Items from a data source
--- Start ---

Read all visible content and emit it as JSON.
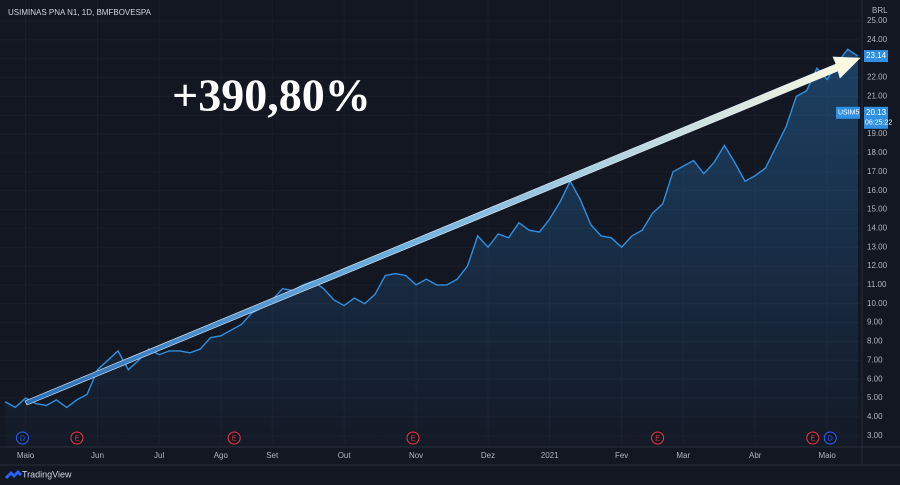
{
  "chart_data": {
    "type": "area",
    "title": "USIMINAS PNA N1, 1D, BMFBOVESPA",
    "currency": "BRL",
    "annotation": "+390,80%",
    "brand": "TradingView",
    "series": [
      {
        "name": "USIM5",
        "color": "#2f8fe0",
        "values": [
          4.8,
          4.5,
          5.0,
          4.7,
          4.6,
          4.9,
          4.5,
          4.9,
          5.2,
          6.5,
          7.0,
          7.5,
          6.5,
          7.0,
          7.6,
          7.3,
          7.5,
          7.5,
          7.4,
          7.6,
          8.2,
          8.3,
          8.6,
          8.9,
          9.5,
          9.8,
          10.2,
          10.8,
          10.7,
          11.0,
          11.2,
          10.8,
          10.2,
          9.9,
          10.3,
          10.0,
          10.5,
          11.5,
          11.6,
          11.5,
          11.0,
          11.3,
          11.0,
          11.0,
          11.3,
          12.0,
          13.6,
          13.0,
          13.7,
          13.5,
          14.3,
          13.9,
          13.8,
          14.5,
          15.4,
          16.5,
          15.5,
          14.2,
          13.6,
          13.5,
          13.0,
          13.6,
          13.9,
          14.8,
          15.3,
          17.0,
          17.3,
          17.6,
          16.9,
          17.5,
          18.4,
          17.5,
          16.5,
          16.8,
          17.2,
          18.3,
          19.4,
          21.0,
          21.3,
          22.5,
          21.9,
          22.8,
          23.5,
          23.14
        ]
      }
    ],
    "last_label": "23.14",
    "marker": {
      "name": "USIM5",
      "value": 20.13,
      "label": "20.13",
      "time": "06:25:22"
    },
    "xlim": [
      0,
      83
    ],
    "xticks": [
      {
        "value": 2,
        "label": "Maio"
      },
      {
        "value": 9,
        "label": "Jun"
      },
      {
        "value": 15,
        "label": "Jul"
      },
      {
        "value": 21,
        "label": "Ago"
      },
      {
        "value": 26,
        "label": "Set"
      },
      {
        "value": 33,
        "label": "Out"
      },
      {
        "value": 40,
        "label": "Nov"
      },
      {
        "value": 47,
        "label": "Dez"
      },
      {
        "value": 53,
        "label": "2021"
      },
      {
        "value": 60,
        "label": "Fev"
      },
      {
        "value": 66,
        "label": "Mar"
      },
      {
        "value": 73,
        "label": "Abr"
      },
      {
        "value": 80,
        "label": "Maio"
      }
    ],
    "ylim": [
      2.4,
      25.7
    ],
    "yticks": [
      {
        "value": 3,
        "label": "3.00"
      },
      {
        "value": 4,
        "label": "4.00"
      },
      {
        "value": 5,
        "label": "5.00"
      },
      {
        "value": 6,
        "label": "6.00"
      },
      {
        "value": 7,
        "label": "7.00"
      },
      {
        "value": 8,
        "label": "8.00"
      },
      {
        "value": 9,
        "label": "9.00"
      },
      {
        "value": 10,
        "label": "10.00"
      },
      {
        "value": 11,
        "label": "11.00"
      },
      {
        "value": 12,
        "label": "12.00"
      },
      {
        "value": 13,
        "label": "13.00"
      },
      {
        "value": 14,
        "label": "14.00"
      },
      {
        "value": 15,
        "label": "15.00"
      },
      {
        "value": 16,
        "label": "16.00"
      },
      {
        "value": 17,
        "label": "17.00"
      },
      {
        "value": 18,
        "label": "18.00"
      },
      {
        "value": 19,
        "label": "19.00"
      },
      {
        "value": 20,
        "label": "20.00"
      },
      {
        "value": 21,
        "label": "21.00"
      },
      {
        "value": 22,
        "label": "22.00"
      },
      {
        "value": 23,
        "label": "23.00"
      },
      {
        "value": 24,
        "label": "24.00"
      },
      {
        "value": 25,
        "label": "25.00"
      }
    ],
    "events": [
      {
        "x": 1.7,
        "label": "D",
        "color": "#2962ff"
      },
      {
        "x": 7,
        "label": "E",
        "color": "#f23645"
      },
      {
        "x": 22.3,
        "label": "E",
        "color": "#f23645"
      },
      {
        "x": 39.7,
        "label": "E",
        "color": "#f23645"
      },
      {
        "x": 63.5,
        "label": "E",
        "color": "#f23645"
      },
      {
        "x": 78.6,
        "label": "E",
        "color": "#f23645"
      },
      {
        "x": 80.3,
        "label": "D",
        "color": "#2962ff"
      }
    ]
  }
}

--- End ---

* OBJECTIVE *
The pictures in the entries should be left out; output everything else exactly.

* RESULT FOR THIS TASK *
Read all visible content and emit it as JSON.
{
  "chart_data": {
    "type": "area",
    "title": "USIMINAS PNA N1, 1D, BMFBOVESPA",
    "currency": "BRL",
    "annotation": "+390,80%",
    "brand": "TradingView",
    "series": [
      {
        "name": "USIM5",
        "color": "#2f8fe0",
        "values": [
          4.8,
          4.5,
          5.0,
          4.7,
          4.6,
          4.9,
          4.5,
          4.9,
          5.2,
          6.5,
          7.0,
          7.5,
          6.5,
          7.0,
          7.6,
          7.3,
          7.5,
          7.5,
          7.4,
          7.6,
          8.2,
          8.3,
          8.6,
          8.9,
          9.5,
          9.8,
          10.2,
          10.8,
          10.7,
          11.0,
          11.2,
          10.8,
          10.2,
          9.9,
          10.3,
          10.0,
          10.5,
          11.5,
          11.6,
          11.5,
          11.0,
          11.3,
          11.0,
          11.0,
          11.3,
          12.0,
          13.6,
          13.0,
          13.7,
          13.5,
          14.3,
          13.9,
          13.8,
          14.5,
          15.4,
          16.5,
          15.5,
          14.2,
          13.6,
          13.5,
          13.0,
          13.6,
          13.9,
          14.8,
          15.3,
          17.0,
          17.3,
          17.6,
          16.9,
          17.5,
          18.4,
          17.5,
          16.5,
          16.8,
          17.2,
          18.3,
          19.4,
          21.0,
          21.3,
          22.5,
          21.9,
          22.8,
          23.5,
          23.14
        ]
      }
    ],
    "last_label": "23.14",
    "marker": {
      "name": "USIM5",
      "value": 20.13,
      "label": "20.13",
      "time": "06:25:22"
    },
    "xlim": [
      0,
      83
    ],
    "xticks": [
      {
        "value": 2,
        "label": "Maio"
      },
      {
        "value": 9,
        "label": "Jun"
      },
      {
        "value": 15,
        "label": "Jul"
      },
      {
        "value": 21,
        "label": "Ago"
      },
      {
        "value": 26,
        "label": "Set"
      },
      {
        "value": 33,
        "label": "Out"
      },
      {
        "value": 40,
        "label": "Nov"
      },
      {
        "value": 47,
        "label": "Dez"
      },
      {
        "value": 53,
        "label": "2021"
      },
      {
        "value": 60,
        "label": "Fev"
      },
      {
        "value": 66,
        "label": "Mar"
      },
      {
        "value": 73,
        "label": "Abr"
      },
      {
        "value": 80,
        "label": "Maio"
      }
    ],
    "ylim": [
      2.4,
      25.7
    ],
    "yticks": [
      {
        "value": 3,
        "label": "3.00"
      },
      {
        "value": 4,
        "label": "4.00"
      },
      {
        "value": 5,
        "label": "5.00"
      },
      {
        "value": 6,
        "label": "6.00"
      },
      {
        "value": 7,
        "label": "7.00"
      },
      {
        "value": 8,
        "label": "8.00"
      },
      {
        "value": 9,
        "label": "9.00"
      },
      {
        "value": 10,
        "label": "10.00"
      },
      {
        "value": 11,
        "label": "11.00"
      },
      {
        "value": 12,
        "label": "12.00"
      },
      {
        "value": 13,
        "label": "13.00"
      },
      {
        "value": 14,
        "label": "14.00"
      },
      {
        "value": 15,
        "label": "15.00"
      },
      {
        "value": 16,
        "label": "16.00"
      },
      {
        "value": 17,
        "label": "17.00"
      },
      {
        "value": 18,
        "label": "18.00"
      },
      {
        "value": 19,
        "label": "19.00"
      },
      {
        "value": 20,
        "label": "20.00"
      },
      {
        "value": 21,
        "label": "21.00"
      },
      {
        "value": 22,
        "label": "22.00"
      },
      {
        "value": 23,
        "label": "23.00"
      },
      {
        "value": 24,
        "label": "24.00"
      },
      {
        "value": 25,
        "label": "25.00"
      }
    ],
    "events": [
      {
        "x": 1.7,
        "label": "D",
        "color": "#2962ff"
      },
      {
        "x": 7,
        "label": "E",
        "color": "#f23645"
      },
      {
        "x": 22.3,
        "label": "E",
        "color": "#f23645"
      },
      {
        "x": 39.7,
        "label": "E",
        "color": "#f23645"
      },
      {
        "x": 63.5,
        "label": "E",
        "color": "#f23645"
      },
      {
        "x": 78.6,
        "label": "E",
        "color": "#f23645"
      },
      {
        "x": 80.3,
        "label": "D",
        "color": "#2962ff"
      }
    ]
  }
}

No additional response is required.